Source records

·····

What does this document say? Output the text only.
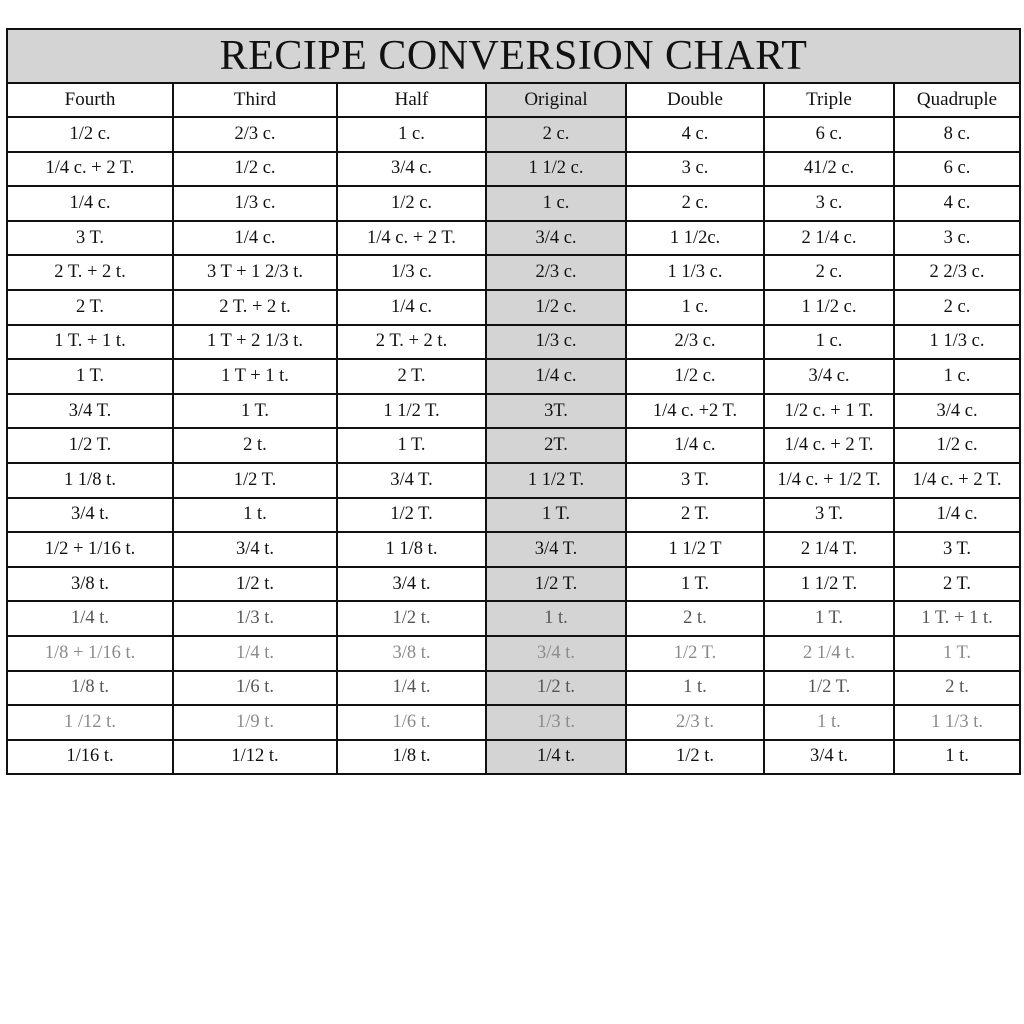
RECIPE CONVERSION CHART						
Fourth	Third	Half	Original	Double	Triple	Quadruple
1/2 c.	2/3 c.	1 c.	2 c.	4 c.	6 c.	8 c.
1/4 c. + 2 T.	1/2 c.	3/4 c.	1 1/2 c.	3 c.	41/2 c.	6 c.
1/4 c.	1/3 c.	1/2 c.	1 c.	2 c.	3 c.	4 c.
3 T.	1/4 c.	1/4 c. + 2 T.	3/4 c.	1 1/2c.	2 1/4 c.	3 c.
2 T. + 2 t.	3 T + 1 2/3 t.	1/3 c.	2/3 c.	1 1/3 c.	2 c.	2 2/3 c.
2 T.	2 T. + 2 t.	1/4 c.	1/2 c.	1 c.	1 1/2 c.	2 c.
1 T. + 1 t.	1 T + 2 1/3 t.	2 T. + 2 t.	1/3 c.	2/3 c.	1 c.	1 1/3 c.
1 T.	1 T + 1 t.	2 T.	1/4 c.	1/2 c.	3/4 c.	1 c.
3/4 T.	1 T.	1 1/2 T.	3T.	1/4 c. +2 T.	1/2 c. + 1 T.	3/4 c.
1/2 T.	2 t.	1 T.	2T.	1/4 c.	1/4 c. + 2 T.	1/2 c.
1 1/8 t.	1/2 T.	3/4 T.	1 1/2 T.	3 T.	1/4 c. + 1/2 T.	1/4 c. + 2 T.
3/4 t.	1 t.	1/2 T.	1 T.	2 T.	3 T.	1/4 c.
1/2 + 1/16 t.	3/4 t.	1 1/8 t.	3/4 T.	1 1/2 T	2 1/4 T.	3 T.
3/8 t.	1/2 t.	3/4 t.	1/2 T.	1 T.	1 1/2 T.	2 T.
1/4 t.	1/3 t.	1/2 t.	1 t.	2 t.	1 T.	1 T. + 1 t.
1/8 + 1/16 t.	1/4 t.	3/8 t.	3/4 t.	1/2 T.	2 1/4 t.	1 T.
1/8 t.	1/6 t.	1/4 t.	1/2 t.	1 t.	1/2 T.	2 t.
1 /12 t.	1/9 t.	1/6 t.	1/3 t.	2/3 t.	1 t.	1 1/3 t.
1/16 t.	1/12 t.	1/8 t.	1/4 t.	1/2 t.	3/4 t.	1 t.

·····

Keep the pictures out of your copy, and repeat every entry above exactly.

Task result:
What does this document say? Output the text only.
RECIPE CONVERSION CHART						
Fourth	Third	Half	Original	Double	Triple	Quadruple
1/2 c.	2/3 c.	1 c.	2 c.	4 c.	6 c.	8 c.
1/4 c. + 2 T.	1/2 c.	3/4 c.	1 1/2 c.	3 c.	41/2 c.	6 c.
1/4 c.	1/3 c.	1/2 c.	1 c.	2 c.	3 c.	4 c.
3 T.	1/4 c.	1/4 c. + 2 T.	3/4 c.	1 1/2c.	2 1/4 c.	3 c.
2 T. + 2 t.	3 T + 1 2/3 t.	1/3 c.	2/3 c.	1 1/3 c.	2 c.	2 2/3 c.
2 T.	2 T. + 2 t.	1/4 c.	1/2 c.	1 c.	1 1/2 c.	2 c.
1 T. + 1 t.	1 T + 2 1/3 t.	2 T. + 2 t.	1/3 c.	2/3 c.	1 c.	1 1/3 c.
1 T.	1 T + 1 t.	2 T.	1/4 c.	1/2 c.	3/4 c.	1 c.
3/4 T.	1 T.	1 1/2 T.	3T.	1/4 c. +2 T.	1/2 c. + 1 T.	3/4 c.
1/2 T.	2 t.	1 T.	2T.	1/4 c.	1/4 c. + 2 T.	1/2 c.
1 1/8 t.	1/2 T.	3/4 T.	1 1/2 T.	3 T.	1/4 c. + 1/2 T.	1/4 c. + 2 T.
3/4 t.	1 t.	1/2 T.	1 T.	2 T.	3 T.	1/4 c.
1/2 + 1/16 t.	3/4 t.	1 1/8 t.	3/4 T.	1 1/2 T	2 1/4 T.	3 T.
3/8 t.	1/2 t.	3/4 t.	1/2 T.	1 T.	1 1/2 T.	2 T.
1/4 t.	1/3 t.	1/2 t.	1 t.	2 t.	1 T.	1 T. + 1 t.
1/8 + 1/16 t.	1/4 t.	3/8 t.	3/4 t.	1/2 T.	2 1/4 t.	1 T.
1/8 t.	1/6 t.	1/4 t.	1/2 t.	1 t.	1/2 T.	2 t.
1 /12 t.	1/9 t.	1/6 t.	1/3 t.	2/3 t.	1 t.	1 1/3 t.
1/16 t.	1/12 t.	1/8 t.	1/4 t.	1/2 t.	3/4 t.	1 t.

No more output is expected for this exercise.